[Visual layout records]
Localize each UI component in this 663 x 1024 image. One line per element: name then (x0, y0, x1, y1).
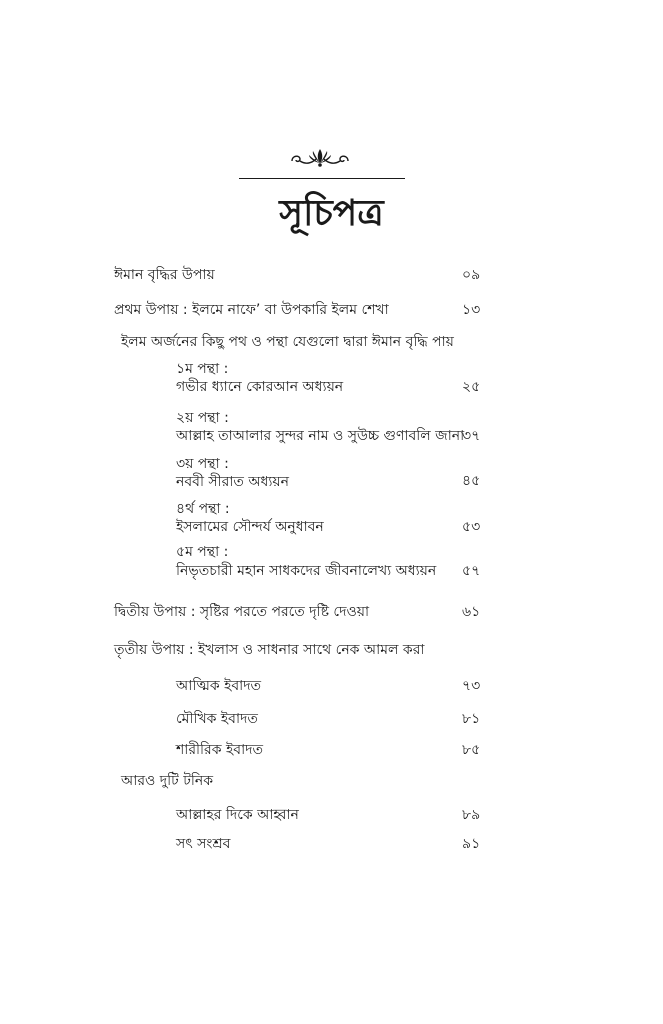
toc-entry: তৃতীয় উপায় : ইখলাস ও সাধনার সাথে নেক আমল করা (114, 642, 425, 658)
toc-subheading: ১ম পন্থা : (176, 361, 229, 377)
toc-page-number: ৮৯ (462, 807, 481, 823)
toc-subheading: ৩য় পন্থা : (176, 456, 229, 472)
page-title: সূচিপত্র (279, 193, 384, 234)
toc-page-number: ২৫ (462, 379, 481, 395)
toc-page-number: ৮১ (462, 711, 481, 727)
toc-entry: দ্বিতীয় উপায় : সৃষ্টির পরতে পরতে দৃষ্টি দেওয়া (114, 604, 370, 620)
toc-page-number: ৫৩ (462, 519, 481, 535)
toc-entry: নববী সীরাত অধ্যয়ন (176, 474, 289, 490)
toc-entry: গভীর ধ্যানে কোরআন অধ্যয়ন (176, 379, 344, 395)
toc-entry: ইলম অর্জনের কিছু পথ ও পন্থা যেগুলো দ্বারা ঈমান বৃদ্ধি পায় (121, 334, 454, 350)
toc-entry: ইসলামের সৌন্দর্য অনুধাবন (176, 519, 324, 535)
toc-page-number: ৮৫ (462, 742, 481, 758)
toc-page-number: ৭৩ (462, 678, 481, 694)
toc-page-number: ৩৭ (462, 428, 481, 444)
toc-entry: আল্লাহ তাআলার সুন্দর নাম ও সুউচ্চ গুণাবলি জানা (176, 428, 465, 444)
toc-entry: আল্লাহর দিকে আহ্বান (176, 807, 299, 823)
toc-entry: সৎ সংশ্রব (176, 836, 231, 852)
toc-page-number: ৯১ (462, 836, 481, 852)
toc-subheading: ৫ম পন্থা : (176, 544, 229, 560)
toc-subheading: ৪র্থ পন্থা : (176, 501, 230, 517)
toc-entry: আত্মিক ইবাদত (176, 678, 262, 694)
toc-entry: মৌখিক ইবাদত (176, 711, 258, 727)
flourish-ornament-icon (288, 145, 352, 169)
toc-subheading: ২য় পন্থা : (176, 410, 229, 426)
toc-entry: শারীরিক ইবাদত (176, 742, 263, 758)
toc-entry: প্রথম উপায় : ইলমে নাফে’ বা উপকারি ইলম শেখা (114, 302, 389, 318)
toc-entry: নিভৃতচারী মহান সাধকদের জীবনালেখ্য অধ্যয়ন (176, 563, 437, 579)
toc-page-number: ৪৫ (462, 473, 481, 489)
toc-entry: ঈমান বৃদ্ধির উপায় (114, 267, 215, 283)
toc-page-number: ৫৭ (462, 563, 481, 579)
title-divider (239, 178, 405, 179)
toc-page-number: ০৯ (462, 267, 481, 283)
toc-page-number: ৬১ (462, 604, 481, 620)
toc-entry: আরও দুটি টনিক (121, 773, 214, 789)
toc-page-number: ১৩ (462, 302, 481, 318)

*GOAL OF THE EXERCISE*
Reproduce the listing above with every instance of "toc-entry" replaced by "toc-item", changing nothing else. Omit the pictures from your answer.

*RESULT*
Localize each UI component in this 663 x 1024 image. One line per element: name then (x0, y0, x1, y1).
toc-item: তৃতীয় উপায় : ইখলাস ও সাধনার সাথে নেক আমল করা (114, 642, 425, 658)
toc-subheading: ১ম পন্থা : (176, 361, 229, 377)
toc-page-number: ৮৯ (462, 807, 481, 823)
toc-subheading: ৩য় পন্থা : (176, 456, 229, 472)
page-title: সূচিপত্র (279, 193, 384, 234)
toc-page-number: ২৫ (462, 379, 481, 395)
toc-page-number: ৮১ (462, 711, 481, 727)
toc-item: দ্বিতীয় উপায় : সৃষ্টির পরতে পরতে দৃষ্টি দেওয়া (114, 604, 370, 620)
toc-page-number: ৫৩ (462, 519, 481, 535)
toc-item: নববী সীরাত অধ্যয়ন (176, 474, 289, 490)
toc-item: গভীর ধ্যানে কোরআন অধ্যয়ন (176, 379, 344, 395)
toc-item: ইলম অর্জনের কিছু পথ ও পন্থা যেগুলো দ্বারা ঈমান বৃদ্ধি পায় (121, 334, 454, 350)
toc-item: ইসলামের সৌন্দর্য অনুধাবন (176, 519, 324, 535)
toc-page-number: ৮৫ (462, 742, 481, 758)
toc-page-number: ৭৩ (462, 678, 481, 694)
toc-page-number: ৩৭ (462, 428, 481, 444)
toc-item: আল্লাহ তাআলার সুন্দর নাম ও সুউচ্চ গুণাবলি জানা (176, 428, 465, 444)
toc-item: আল্লাহর দিকে আহ্বান (176, 807, 299, 823)
toc-item: সৎ সংশ্রব (176, 836, 231, 852)
toc-page-number: ৯১ (462, 836, 481, 852)
toc-subheading: ৫ম পন্থা : (176, 544, 229, 560)
toc-subheading: ৪র্থ পন্থা : (176, 501, 230, 517)
toc-item: আত্মিক ইবাদত (176, 678, 262, 694)
toc-item: মৌখিক ইবাদত (176, 711, 258, 727)
flourish-ornament-icon (288, 145, 352, 169)
toc-subheading: ২য় পন্থা : (176, 410, 229, 426)
toc-item: শারীরিক ইবাদত (176, 742, 263, 758)
toc-item: প্রথম উপায় : ইলমে নাফে’ বা উপকারি ইলম শেখা (114, 302, 389, 318)
toc-item: নিভৃতচারী মহান সাধকদের জীবনালেখ্য অধ্যয়ন (176, 563, 437, 579)
toc-page-number: ৪৫ (462, 473, 481, 489)
toc-item: ঈমান বৃদ্ধির উপায় (114, 267, 215, 283)
toc-page-number: ৫৭ (462, 563, 481, 579)
title-divider (239, 178, 405, 179)
toc-page-number: ০৯ (462, 267, 481, 283)
toc-page-number: ৬১ (462, 604, 481, 620)
toc-item: আরও দুটি টনিক (121, 773, 214, 789)
toc-page-number: ১৩ (462, 302, 481, 318)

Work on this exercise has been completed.